WORK REQUIRED –
Each line that follows is to be retyped exactly.

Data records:
— BEGIN —

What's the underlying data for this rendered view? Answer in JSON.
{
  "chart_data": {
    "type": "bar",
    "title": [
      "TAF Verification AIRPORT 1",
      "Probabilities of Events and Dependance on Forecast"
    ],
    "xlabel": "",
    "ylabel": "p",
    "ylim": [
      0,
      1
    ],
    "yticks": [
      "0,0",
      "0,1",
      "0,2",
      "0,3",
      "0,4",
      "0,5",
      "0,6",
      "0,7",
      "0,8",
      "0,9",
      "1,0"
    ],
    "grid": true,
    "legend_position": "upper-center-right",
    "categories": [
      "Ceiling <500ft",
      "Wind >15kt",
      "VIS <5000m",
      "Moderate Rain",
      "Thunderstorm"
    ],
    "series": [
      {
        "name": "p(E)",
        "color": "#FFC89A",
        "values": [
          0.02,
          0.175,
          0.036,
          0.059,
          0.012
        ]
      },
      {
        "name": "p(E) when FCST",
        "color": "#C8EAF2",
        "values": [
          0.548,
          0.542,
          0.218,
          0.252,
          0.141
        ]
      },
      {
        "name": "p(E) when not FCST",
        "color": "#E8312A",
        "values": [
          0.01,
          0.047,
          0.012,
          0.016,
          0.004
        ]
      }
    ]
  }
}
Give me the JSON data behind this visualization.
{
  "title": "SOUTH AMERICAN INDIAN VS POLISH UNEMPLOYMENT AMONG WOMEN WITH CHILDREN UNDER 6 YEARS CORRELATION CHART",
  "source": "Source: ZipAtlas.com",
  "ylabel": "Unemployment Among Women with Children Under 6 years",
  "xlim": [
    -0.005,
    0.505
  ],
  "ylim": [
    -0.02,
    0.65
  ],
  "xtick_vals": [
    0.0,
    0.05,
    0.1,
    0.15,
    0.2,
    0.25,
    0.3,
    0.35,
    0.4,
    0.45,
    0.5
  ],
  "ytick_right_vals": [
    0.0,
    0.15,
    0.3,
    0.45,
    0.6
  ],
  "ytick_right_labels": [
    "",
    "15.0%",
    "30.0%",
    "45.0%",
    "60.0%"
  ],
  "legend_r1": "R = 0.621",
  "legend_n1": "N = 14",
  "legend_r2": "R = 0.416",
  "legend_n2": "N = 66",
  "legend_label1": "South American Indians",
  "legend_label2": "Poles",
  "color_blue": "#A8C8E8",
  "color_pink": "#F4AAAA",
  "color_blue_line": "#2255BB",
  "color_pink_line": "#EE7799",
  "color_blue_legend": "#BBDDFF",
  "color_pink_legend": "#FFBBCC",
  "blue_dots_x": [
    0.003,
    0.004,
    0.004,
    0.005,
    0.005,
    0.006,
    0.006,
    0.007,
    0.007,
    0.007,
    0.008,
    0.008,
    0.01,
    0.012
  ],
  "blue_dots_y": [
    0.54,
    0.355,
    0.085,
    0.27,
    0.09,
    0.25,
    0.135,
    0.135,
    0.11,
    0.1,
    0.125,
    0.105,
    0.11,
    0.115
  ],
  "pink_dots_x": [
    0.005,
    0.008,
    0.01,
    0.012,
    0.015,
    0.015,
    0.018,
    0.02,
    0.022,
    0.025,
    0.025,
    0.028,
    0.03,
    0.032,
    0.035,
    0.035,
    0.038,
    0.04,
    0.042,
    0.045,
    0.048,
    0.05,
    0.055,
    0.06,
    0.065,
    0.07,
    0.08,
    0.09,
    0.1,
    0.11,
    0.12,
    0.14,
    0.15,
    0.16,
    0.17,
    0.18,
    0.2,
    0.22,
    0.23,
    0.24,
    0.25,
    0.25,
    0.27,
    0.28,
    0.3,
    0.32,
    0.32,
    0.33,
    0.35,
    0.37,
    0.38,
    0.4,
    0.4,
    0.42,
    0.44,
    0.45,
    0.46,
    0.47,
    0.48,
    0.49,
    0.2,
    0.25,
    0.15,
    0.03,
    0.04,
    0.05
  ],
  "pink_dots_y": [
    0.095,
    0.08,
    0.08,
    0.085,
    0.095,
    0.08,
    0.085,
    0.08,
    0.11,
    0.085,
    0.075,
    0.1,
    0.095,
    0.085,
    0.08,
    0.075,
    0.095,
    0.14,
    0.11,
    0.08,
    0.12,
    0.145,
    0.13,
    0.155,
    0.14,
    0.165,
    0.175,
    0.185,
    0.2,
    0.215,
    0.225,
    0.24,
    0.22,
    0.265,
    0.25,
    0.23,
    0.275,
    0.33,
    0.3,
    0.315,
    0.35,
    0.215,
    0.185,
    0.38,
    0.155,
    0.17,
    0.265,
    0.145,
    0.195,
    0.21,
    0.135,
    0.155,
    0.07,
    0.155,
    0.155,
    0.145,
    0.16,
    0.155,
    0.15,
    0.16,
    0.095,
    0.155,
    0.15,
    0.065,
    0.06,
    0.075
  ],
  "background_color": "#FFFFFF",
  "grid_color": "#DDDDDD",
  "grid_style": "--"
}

— END —

SOLVED EXERCISE –
What's the underlying data for this rendered view? Answer in JSON.
{
  "chart_data": {
    "type": "bar",
    "title": [
      "TAF Verification AIRPORT 1",
      "Probabilities of Events and Dependance on Forecast"
    ],
    "xlabel": "",
    "ylabel": "p",
    "ylim": [
      0,
      1
    ],
    "yticks": [
      "0,0",
      "0,1",
      "0,2",
      "0,3",
      "0,4",
      "0,5",
      "0,6",
      "0,7",
      "0,8",
      "0,9",
      "1,0"
    ],
    "grid": true,
    "legend_position": "upper-center-right",
    "categories": [
      "Ceiling <500ft",
      "Wind >15kt",
      "VIS <5000m",
      "Moderate Rain",
      "Thunderstorm"
    ],
    "series": [
      {
        "name": "p(E)",
        "color": "#FFC89A",
        "values": [
          0.02,
          0.175,
          0.036,
          0.059,
          0.012
        ]
      },
      {
        "name": "p(E) when FCST",
        "color": "#C8EAF2",
        "values": [
          0.548,
          0.542,
          0.218,
          0.252,
          0.141
        ]
      },
      {
        "name": "p(E) when not FCST",
        "color": "#E8312A",
        "values": [
          0.01,
          0.047,
          0.012,
          0.016,
          0.004
        ]
      }
    ]
  }
}
Give me the JSON data behind this visualization.
{
  "title": "SOUTH AMERICAN INDIAN VS POLISH UNEMPLOYMENT AMONG WOMEN WITH CHILDREN UNDER 6 YEARS CORRELATION CHART",
  "source": "Source: ZipAtlas.com",
  "ylabel": "Unemployment Among Women with Children Under 6 years",
  "xlim": [
    -0.005,
    0.505
  ],
  "ylim": [
    -0.02,
    0.65
  ],
  "xtick_vals": [
    0.0,
    0.05,
    0.1,
    0.15,
    0.2,
    0.25,
    0.3,
    0.35,
    0.4,
    0.45,
    0.5
  ],
  "ytick_right_vals": [
    0.0,
    0.15,
    0.3,
    0.45,
    0.6
  ],
  "ytick_right_labels": [
    "",
    "15.0%",
    "30.0%",
    "45.0%",
    "60.0%"
  ],
  "legend_r1": "R = 0.621",
  "legend_n1": "N = 14",
  "legend_r2": "R = 0.416",
  "legend_n2": "N = 66",
  "legend_label1": "South American Indians",
  "legend_label2": "Poles",
  "color_blue": "#A8C8E8",
  "color_pink": "#F4AAAA",
  "color_blue_line": "#2255BB",
  "color_pink_line": "#EE7799",
  "color_blue_legend": "#BBDDFF",
  "color_pink_legend": "#FFBBCC",
  "blue_dots_x": [
    0.003,
    0.004,
    0.004,
    0.005,
    0.005,
    0.006,
    0.006,
    0.007,
    0.007,
    0.007,
    0.008,
    0.008,
    0.01,
    0.012
  ],
  "blue_dots_y": [
    0.54,
    0.355,
    0.085,
    0.27,
    0.09,
    0.25,
    0.135,
    0.135,
    0.11,
    0.1,
    0.125,
    0.105,
    0.11,
    0.115
  ],
  "pink_dots_x": [
    0.005,
    0.008,
    0.01,
    0.012,
    0.015,
    0.015,
    0.018,
    0.02,
    0.022,
    0.025,
    0.025,
    0.028,
    0.03,
    0.032,
    0.035,
    0.035,
    0.038,
    0.04,
    0.042,
    0.045,
    0.048,
    0.05,
    0.055,
    0.06,
    0.065,
    0.07,
    0.08,
    0.09,
    0.1,
    0.11,
    0.12,
    0.14,
    0.15,
    0.16,
    0.17,
    0.18,
    0.2,
    0.22,
    0.23,
    0.24,
    0.25,
    0.25,
    0.27,
    0.28,
    0.3,
    0.32,
    0.32,
    0.33,
    0.35,
    0.37,
    0.38,
    0.4,
    0.4,
    0.42,
    0.44,
    0.45,
    0.46,
    0.47,
    0.48,
    0.49,
    0.2,
    0.25,
    0.15,
    0.03,
    0.04,
    0.05
  ],
  "pink_dots_y": [
    0.095,
    0.08,
    0.08,
    0.085,
    0.095,
    0.08,
    0.085,
    0.08,
    0.11,
    0.085,
    0.075,
    0.1,
    0.095,
    0.085,
    0.08,
    0.075,
    0.095,
    0.14,
    0.11,
    0.08,
    0.12,
    0.145,
    0.13,
    0.155,
    0.14,
    0.165,
    0.175,
    0.185,
    0.2,
    0.215,
    0.225,
    0.24,
    0.22,
    0.265,
    0.25,
    0.23,
    0.275,
    0.33,
    0.3,
    0.315,
    0.35,
    0.215,
    0.185,
    0.38,
    0.155,
    0.17,
    0.265,
    0.145,
    0.195,
    0.21,
    0.135,
    0.155,
    0.07,
    0.155,
    0.155,
    0.145,
    0.16,
    0.155,
    0.15,
    0.16,
    0.095,
    0.155,
    0.15,
    0.065,
    0.06,
    0.075
  ],
  "background_color": "#FFFFFF",
  "grid_color": "#DDDDDD",
  "grid_style": "--"
}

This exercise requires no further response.